**Set task:** The entries below should be transcribed in their entirety, exactly as written.

**Entries provided:**
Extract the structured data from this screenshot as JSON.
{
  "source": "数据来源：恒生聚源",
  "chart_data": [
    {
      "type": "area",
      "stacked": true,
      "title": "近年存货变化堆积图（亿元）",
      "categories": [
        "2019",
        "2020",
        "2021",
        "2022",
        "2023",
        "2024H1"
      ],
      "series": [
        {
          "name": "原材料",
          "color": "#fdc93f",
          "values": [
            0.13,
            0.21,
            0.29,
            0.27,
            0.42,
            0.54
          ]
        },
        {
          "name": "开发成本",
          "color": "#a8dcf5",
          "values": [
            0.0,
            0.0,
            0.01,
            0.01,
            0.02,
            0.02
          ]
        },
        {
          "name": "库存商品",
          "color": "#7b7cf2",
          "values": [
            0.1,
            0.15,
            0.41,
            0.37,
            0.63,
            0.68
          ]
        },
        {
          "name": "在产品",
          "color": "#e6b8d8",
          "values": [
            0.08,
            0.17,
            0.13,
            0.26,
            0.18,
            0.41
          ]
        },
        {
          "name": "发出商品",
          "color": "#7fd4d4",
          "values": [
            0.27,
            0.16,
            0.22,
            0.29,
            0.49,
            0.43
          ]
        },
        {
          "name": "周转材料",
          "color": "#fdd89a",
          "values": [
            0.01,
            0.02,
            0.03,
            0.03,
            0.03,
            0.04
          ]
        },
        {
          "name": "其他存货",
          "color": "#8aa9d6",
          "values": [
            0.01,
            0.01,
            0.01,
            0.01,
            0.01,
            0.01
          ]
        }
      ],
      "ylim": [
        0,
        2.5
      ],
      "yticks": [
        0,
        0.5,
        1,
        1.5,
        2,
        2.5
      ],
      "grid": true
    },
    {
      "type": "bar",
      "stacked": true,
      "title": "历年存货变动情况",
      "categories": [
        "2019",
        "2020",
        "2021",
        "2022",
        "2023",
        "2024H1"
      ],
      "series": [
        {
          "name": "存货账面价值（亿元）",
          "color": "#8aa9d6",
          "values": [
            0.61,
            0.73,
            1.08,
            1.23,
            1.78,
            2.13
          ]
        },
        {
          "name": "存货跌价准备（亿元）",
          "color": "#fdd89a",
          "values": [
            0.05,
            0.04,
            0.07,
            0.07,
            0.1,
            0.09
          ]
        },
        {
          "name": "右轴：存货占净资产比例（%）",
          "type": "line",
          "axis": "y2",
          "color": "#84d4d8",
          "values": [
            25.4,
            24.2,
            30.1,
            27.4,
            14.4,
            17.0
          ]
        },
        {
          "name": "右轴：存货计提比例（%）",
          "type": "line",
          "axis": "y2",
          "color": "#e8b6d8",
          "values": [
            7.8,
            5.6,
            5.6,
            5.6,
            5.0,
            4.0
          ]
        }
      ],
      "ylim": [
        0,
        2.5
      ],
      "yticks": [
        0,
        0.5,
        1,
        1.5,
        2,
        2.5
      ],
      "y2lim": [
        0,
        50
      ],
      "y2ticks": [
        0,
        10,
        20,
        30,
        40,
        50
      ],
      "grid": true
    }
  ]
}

**Solution below:**
Extract the structured data from this screenshot as JSON.
{
  "source": "数据来源：恒生聚源",
  "chart_data": [
    {
      "type": "area",
      "stacked": true,
      "title": "近年存货变化堆积图（亿元）",
      "categories": [
        "2019",
        "2020",
        "2021",
        "2022",
        "2023",
        "2024H1"
      ],
      "series": [
        {
          "name": "原材料",
          "color": "#fdc93f",
          "values": [
            0.13,
            0.21,
            0.29,
            0.27,
            0.42,
            0.54
          ]
        },
        {
          "name": "开发成本",
          "color": "#a8dcf5",
          "values": [
            0.0,
            0.0,
            0.01,
            0.01,
            0.02,
            0.02
          ]
        },
        {
          "name": "库存商品",
          "color": "#7b7cf2",
          "values": [
            0.1,
            0.15,
            0.41,
            0.37,
            0.63,
            0.68
          ]
        },
        {
          "name": "在产品",
          "color": "#e6b8d8",
          "values": [
            0.08,
            0.17,
            0.13,
            0.26,
            0.18,
            0.41
          ]
        },
        {
          "name": "发出商品",
          "color": "#7fd4d4",
          "values": [
            0.27,
            0.16,
            0.22,
            0.29,
            0.49,
            0.43
          ]
        },
        {
          "name": "周转材料",
          "color": "#fdd89a",
          "values": [
            0.01,
            0.02,
            0.03,
            0.03,
            0.03,
            0.04
          ]
        },
        {
          "name": "其他存货",
          "color": "#8aa9d6",
          "values": [
            0.01,
            0.01,
            0.01,
            0.01,
            0.01,
            0.01
          ]
        }
      ],
      "ylim": [
        0,
        2.5
      ],
      "yticks": [
        0,
        0.5,
        1,
        1.5,
        2,
        2.5
      ],
      "grid": true
    },
    {
      "type": "bar",
      "stacked": true,
      "title": "历年存货变动情况",
      "categories": [
        "2019",
        "2020",
        "2021",
        "2022",
        "2023",
        "2024H1"
      ],
      "series": [
        {
          "name": "存货账面价值（亿元）",
          "color": "#8aa9d6",
          "values": [
            0.61,
            0.73,
            1.08,
            1.23,
            1.78,
            2.13
          ]
        },
        {
          "name": "存货跌价准备（亿元）",
          "color": "#fdd89a",
          "values": [
            0.05,
            0.04,
            0.07,
            0.07,
            0.1,
            0.09
          ]
        },
        {
          "name": "右轴：存货占净资产比例（%）",
          "type": "line",
          "axis": "y2",
          "color": "#84d4d8",
          "values": [
            25.4,
            24.2,
            30.1,
            27.4,
            14.4,
            17.0
          ]
        },
        {
          "name": "右轴：存货计提比例（%）",
          "type": "line",
          "axis": "y2",
          "color": "#e8b6d8",
          "values": [
            7.8,
            5.6,
            5.6,
            5.6,
            5.0,
            4.0
          ]
        }
      ],
      "ylim": [
        0,
        2.5
      ],
      "yticks": [
        0,
        0.5,
        1,
        1.5,
        2,
        2.5
      ],
      "y2lim": [
        0,
        50
      ],
      "y2ticks": [
        0,
        10,
        20,
        30,
        40,
        50
      ],
      "grid": true
    }
  ]
}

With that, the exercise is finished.